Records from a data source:
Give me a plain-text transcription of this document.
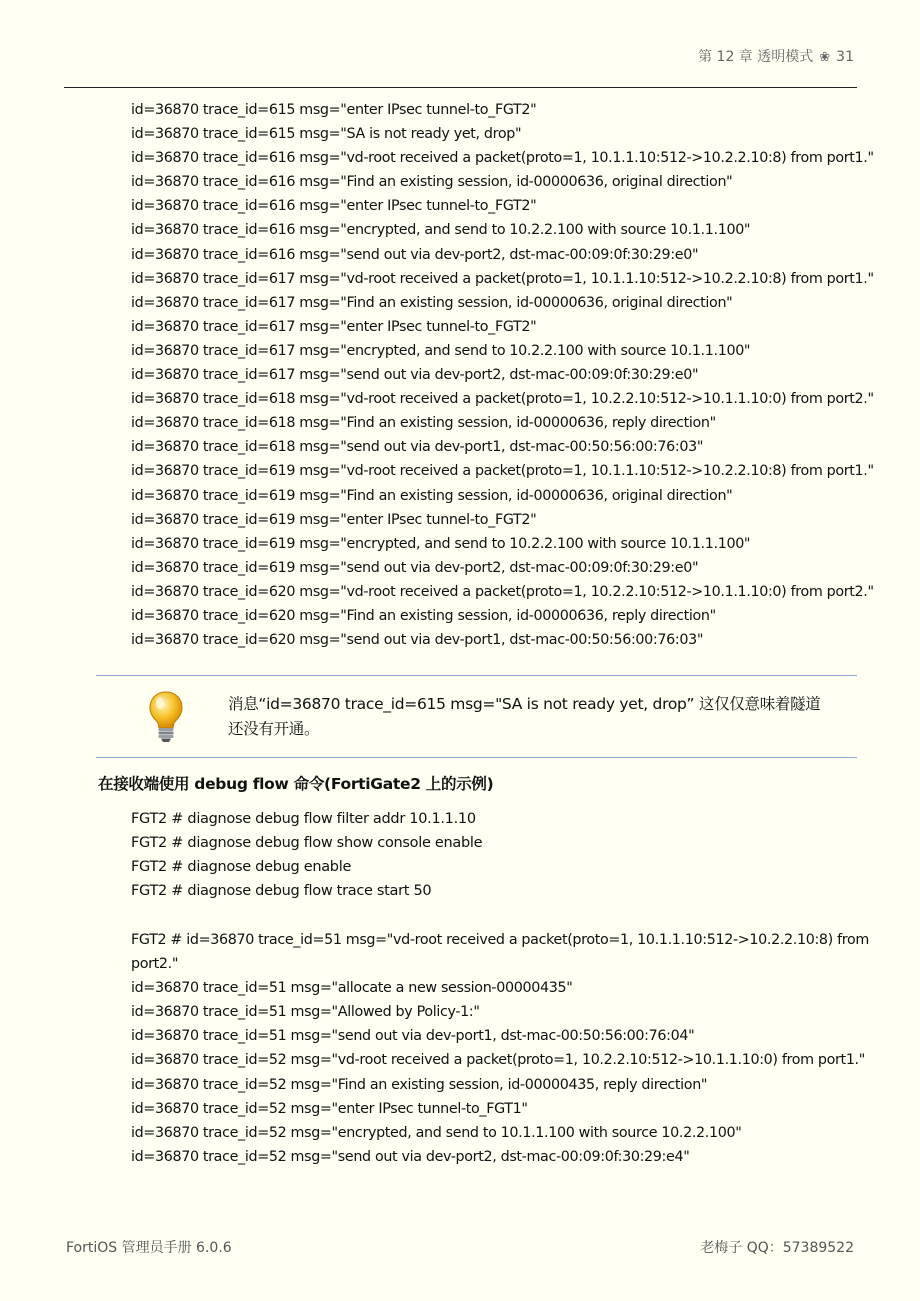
第 12 章 透明模式 ❀ 31
id=36870 trace_id=615 msg="enter IPsec tunnel-to_FGT2"
id=36870 trace_id=615 msg="SA is not ready yet, drop"
id=36870 trace_id=616 msg="vd-root received a packet(proto=1, 10.1.1.10:512->10.2.2.10:8) from port1."
id=36870 trace_id=616 msg="Find an existing session, id-00000636, original direction"
id=36870 trace_id=616 msg="enter IPsec tunnel-to_FGT2"
id=36870 trace_id=616 msg="encrypted, and send to 10.2.2.100 with source 10.1.1.100"
id=36870 trace_id=616 msg="send out via dev-port2, dst-mac-00:09:0f:30:29:e0"
id=36870 trace_id=617 msg="vd-root received a packet(proto=1, 10.1.1.10:512->10.2.2.10:8) from port1."
id=36870 trace_id=617 msg="Find an existing session, id-00000636, original direction"
id=36870 trace_id=617 msg="enter IPsec tunnel-to_FGT2"
id=36870 trace_id=617 msg="encrypted, and send to 10.2.2.100 with source 10.1.1.100"
id=36870 trace_id=617 msg="send out via dev-port2, dst-mac-00:09:0f:30:29:e0"
id=36870 trace_id=618 msg="vd-root received a packet(proto=1, 10.2.2.10:512->10.1.1.10:0) from port2."
id=36870 trace_id=618 msg="Find an existing session, id-00000636, reply direction"
id=36870 trace_id=618 msg="send out via dev-port1, dst-mac-00:50:56:00:76:03"
id=36870 trace_id=619 msg="vd-root received a packet(proto=1, 10.1.1.10:512->10.2.2.10:8) from port1."
id=36870 trace_id=619 msg="Find an existing session, id-00000636, original direction"
id=36870 trace_id=619 msg="enter IPsec tunnel-to_FGT2"
id=36870 trace_id=619 msg="encrypted, and send to 10.2.2.100 with source 10.1.1.100"
id=36870 trace_id=619 msg="send out via dev-port2, dst-mac-00:09:0f:30:29:e0"
id=36870 trace_id=620 msg="vd-root received a packet(proto=1, 10.2.2.10:512->10.1.1.10:0) from port2."
id=36870 trace_id=620 msg="Find an existing session, id-00000636, reply direction"
id=36870 trace_id=620 msg="send out via dev-port1, dst-mac-00:50:56:00:76:03"
消息“id=36870 trace_id=615 msg="SA is not ready yet, drop” 这仅仅意味着隧道
还没有开通。
在接收端使用 debug flow 命令(FortiGate2 上的示例)
FGT2 # diagnose debug flow filter addr 10.1.1.10
FGT2 # diagnose debug flow show console enable
FGT2 # diagnose debug enable
FGT2 # diagnose debug flow trace start 50
FGT2 # id=36870 trace_id=51 msg="vd-root received a packet(proto=1, 10.1.1.10:512->10.2.2.10:8) from
port2."
id=36870 trace_id=51 msg="allocate a new session-00000435"
id=36870 trace_id=51 msg="Allowed by Policy-1:"
id=36870 trace_id=51 msg="send out via dev-port1, dst-mac-00:50:56:00:76:04"
id=36870 trace_id=52 msg="vd-root received a packet(proto=1, 10.2.2.10:512->10.1.1.10:0) from port1."
id=36870 trace_id=52 msg="Find an existing session, id-00000435, reply direction"
id=36870 trace_id=52 msg="enter IPsec tunnel-to_FGT1"
id=36870 trace_id=52 msg="encrypted, and send to 10.1.1.100 with source 10.2.2.100"
id=36870 trace_id=52 msg="send out via dev-port2, dst-mac-00:09:0f:30:29:e4"
FortiOS 管理员手册 6.0.6	老梅子 QQ：57389522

*Your instructions*.
Only lines with the string "session" belong in your answer; copy each one.

*Expected output*.
id=36870 trace_id=616 msg="Find an existing session, id-00000636, original direction"
id=36870 trace_id=617 msg="Find an existing session, id-00000636, original direction"
id=36870 trace_id=618 msg="Find an existing session, id-00000636, reply direction"
id=36870 trace_id=619 msg="Find an existing session, id-00000636, original direction"
id=36870 trace_id=620 msg="Find an existing session, id-00000636, reply direction"
id=36870 trace_id=51 msg="allocate a new session-00000435"
id=36870 trace_id=52 msg="Find an existing session, id-00000435, reply direction"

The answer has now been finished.